- _Problem to work on_: Scan the lines below for the string "criteria" and copy every one that has it.

------------------------------------

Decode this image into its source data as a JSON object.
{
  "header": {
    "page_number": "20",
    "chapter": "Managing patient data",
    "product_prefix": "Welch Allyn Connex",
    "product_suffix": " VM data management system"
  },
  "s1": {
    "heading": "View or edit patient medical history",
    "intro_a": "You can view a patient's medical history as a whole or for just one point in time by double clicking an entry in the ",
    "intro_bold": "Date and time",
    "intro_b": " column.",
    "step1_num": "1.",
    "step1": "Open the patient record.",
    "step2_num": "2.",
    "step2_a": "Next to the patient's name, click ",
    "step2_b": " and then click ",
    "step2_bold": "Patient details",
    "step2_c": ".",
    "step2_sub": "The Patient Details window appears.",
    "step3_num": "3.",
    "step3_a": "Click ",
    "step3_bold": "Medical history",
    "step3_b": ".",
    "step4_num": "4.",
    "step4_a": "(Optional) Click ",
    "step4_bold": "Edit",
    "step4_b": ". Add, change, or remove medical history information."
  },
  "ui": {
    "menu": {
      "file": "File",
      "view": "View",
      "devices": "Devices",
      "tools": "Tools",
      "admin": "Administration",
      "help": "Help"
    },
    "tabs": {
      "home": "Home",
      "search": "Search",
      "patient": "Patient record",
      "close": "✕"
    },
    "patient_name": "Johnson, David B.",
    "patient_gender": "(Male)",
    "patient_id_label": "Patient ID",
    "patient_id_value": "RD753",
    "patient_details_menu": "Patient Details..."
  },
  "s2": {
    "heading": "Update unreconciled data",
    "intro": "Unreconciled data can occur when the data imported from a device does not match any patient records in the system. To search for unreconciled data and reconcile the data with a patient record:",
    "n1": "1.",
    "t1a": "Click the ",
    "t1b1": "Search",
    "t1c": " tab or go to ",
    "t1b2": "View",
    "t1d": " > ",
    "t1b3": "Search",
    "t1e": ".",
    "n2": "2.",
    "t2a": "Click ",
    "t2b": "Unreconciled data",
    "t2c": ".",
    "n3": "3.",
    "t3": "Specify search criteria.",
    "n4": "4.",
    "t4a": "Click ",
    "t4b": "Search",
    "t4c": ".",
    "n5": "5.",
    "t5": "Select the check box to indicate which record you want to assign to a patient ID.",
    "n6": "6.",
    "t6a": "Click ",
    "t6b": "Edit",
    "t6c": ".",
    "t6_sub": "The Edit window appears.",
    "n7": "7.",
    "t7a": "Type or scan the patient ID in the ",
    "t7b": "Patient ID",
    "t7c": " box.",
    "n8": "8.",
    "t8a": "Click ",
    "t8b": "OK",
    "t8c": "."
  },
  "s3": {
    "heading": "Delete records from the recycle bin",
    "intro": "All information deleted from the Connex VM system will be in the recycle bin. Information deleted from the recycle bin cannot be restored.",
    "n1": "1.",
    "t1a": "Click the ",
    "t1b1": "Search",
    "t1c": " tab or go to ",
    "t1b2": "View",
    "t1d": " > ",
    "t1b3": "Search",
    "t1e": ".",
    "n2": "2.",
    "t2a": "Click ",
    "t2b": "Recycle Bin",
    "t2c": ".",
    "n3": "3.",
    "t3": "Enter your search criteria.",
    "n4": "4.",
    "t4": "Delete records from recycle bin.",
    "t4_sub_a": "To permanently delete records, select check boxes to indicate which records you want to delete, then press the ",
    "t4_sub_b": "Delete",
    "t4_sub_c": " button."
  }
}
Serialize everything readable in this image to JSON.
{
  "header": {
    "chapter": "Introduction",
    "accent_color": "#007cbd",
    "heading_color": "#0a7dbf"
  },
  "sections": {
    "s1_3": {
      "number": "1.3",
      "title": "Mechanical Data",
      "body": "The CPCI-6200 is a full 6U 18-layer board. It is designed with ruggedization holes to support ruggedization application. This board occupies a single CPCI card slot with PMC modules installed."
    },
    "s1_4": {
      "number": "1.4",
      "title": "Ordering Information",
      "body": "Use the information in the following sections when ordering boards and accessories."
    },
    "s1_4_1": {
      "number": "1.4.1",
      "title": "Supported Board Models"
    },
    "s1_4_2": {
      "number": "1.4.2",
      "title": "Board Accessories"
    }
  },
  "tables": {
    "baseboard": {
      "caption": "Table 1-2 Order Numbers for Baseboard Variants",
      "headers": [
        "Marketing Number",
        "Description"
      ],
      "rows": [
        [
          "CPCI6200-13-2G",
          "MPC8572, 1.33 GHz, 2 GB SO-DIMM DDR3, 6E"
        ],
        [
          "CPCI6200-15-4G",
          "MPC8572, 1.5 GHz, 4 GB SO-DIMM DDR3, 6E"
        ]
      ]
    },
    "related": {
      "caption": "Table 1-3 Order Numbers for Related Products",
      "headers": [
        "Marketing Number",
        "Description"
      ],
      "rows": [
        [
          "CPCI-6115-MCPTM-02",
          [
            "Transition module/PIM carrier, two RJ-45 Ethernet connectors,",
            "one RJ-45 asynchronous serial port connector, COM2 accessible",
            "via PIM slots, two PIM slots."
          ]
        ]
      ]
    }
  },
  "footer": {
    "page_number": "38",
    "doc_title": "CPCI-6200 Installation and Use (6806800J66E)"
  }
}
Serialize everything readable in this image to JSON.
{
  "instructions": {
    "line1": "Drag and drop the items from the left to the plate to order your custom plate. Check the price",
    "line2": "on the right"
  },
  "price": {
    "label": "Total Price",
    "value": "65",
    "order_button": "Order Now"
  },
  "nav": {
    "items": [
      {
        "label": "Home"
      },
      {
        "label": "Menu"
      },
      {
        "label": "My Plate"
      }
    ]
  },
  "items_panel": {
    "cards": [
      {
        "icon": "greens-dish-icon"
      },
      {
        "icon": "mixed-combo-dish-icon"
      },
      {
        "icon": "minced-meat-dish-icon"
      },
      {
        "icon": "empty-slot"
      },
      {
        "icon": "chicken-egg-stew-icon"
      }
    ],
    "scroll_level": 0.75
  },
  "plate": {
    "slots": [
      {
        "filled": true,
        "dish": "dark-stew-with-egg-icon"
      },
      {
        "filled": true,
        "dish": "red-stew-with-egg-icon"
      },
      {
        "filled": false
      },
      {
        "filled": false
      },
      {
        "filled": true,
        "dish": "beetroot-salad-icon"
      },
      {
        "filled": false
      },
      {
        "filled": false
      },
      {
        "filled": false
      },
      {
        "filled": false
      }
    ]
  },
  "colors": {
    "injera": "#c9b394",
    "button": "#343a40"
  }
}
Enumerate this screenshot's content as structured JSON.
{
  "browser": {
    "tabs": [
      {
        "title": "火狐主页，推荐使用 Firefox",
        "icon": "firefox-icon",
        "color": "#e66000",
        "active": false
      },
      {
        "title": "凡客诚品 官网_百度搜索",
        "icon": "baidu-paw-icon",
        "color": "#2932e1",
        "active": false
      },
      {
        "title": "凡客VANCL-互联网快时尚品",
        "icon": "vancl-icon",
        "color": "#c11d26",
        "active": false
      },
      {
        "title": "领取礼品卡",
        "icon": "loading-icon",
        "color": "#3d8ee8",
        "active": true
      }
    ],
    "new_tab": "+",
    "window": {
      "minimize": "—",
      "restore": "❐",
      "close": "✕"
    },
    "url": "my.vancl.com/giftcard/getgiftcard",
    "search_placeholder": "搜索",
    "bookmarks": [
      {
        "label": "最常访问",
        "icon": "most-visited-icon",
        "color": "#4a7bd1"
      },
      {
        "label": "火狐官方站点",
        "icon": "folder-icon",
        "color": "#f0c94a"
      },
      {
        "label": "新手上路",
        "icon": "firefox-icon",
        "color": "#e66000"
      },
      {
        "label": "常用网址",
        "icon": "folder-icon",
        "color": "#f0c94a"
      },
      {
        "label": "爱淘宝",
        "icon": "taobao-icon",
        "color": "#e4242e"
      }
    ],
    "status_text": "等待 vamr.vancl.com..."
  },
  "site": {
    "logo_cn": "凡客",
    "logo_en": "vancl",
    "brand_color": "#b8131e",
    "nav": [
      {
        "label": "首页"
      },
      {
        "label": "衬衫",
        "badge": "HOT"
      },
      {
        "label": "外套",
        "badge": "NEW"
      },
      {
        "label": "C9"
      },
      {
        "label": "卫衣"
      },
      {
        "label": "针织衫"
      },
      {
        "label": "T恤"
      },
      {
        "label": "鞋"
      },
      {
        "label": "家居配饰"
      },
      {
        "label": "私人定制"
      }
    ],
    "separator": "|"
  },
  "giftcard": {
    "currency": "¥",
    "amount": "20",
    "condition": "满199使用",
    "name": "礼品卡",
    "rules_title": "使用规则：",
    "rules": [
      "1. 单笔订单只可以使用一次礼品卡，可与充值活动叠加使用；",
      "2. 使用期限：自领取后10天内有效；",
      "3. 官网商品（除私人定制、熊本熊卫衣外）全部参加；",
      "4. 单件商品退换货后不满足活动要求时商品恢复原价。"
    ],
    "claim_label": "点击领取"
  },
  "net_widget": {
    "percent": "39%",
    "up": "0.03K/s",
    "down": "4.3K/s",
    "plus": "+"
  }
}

------------------------------------

- _Completed exercise_:
    "t3": "Specify search criteria.",
    "t3": "Enter your search criteria.",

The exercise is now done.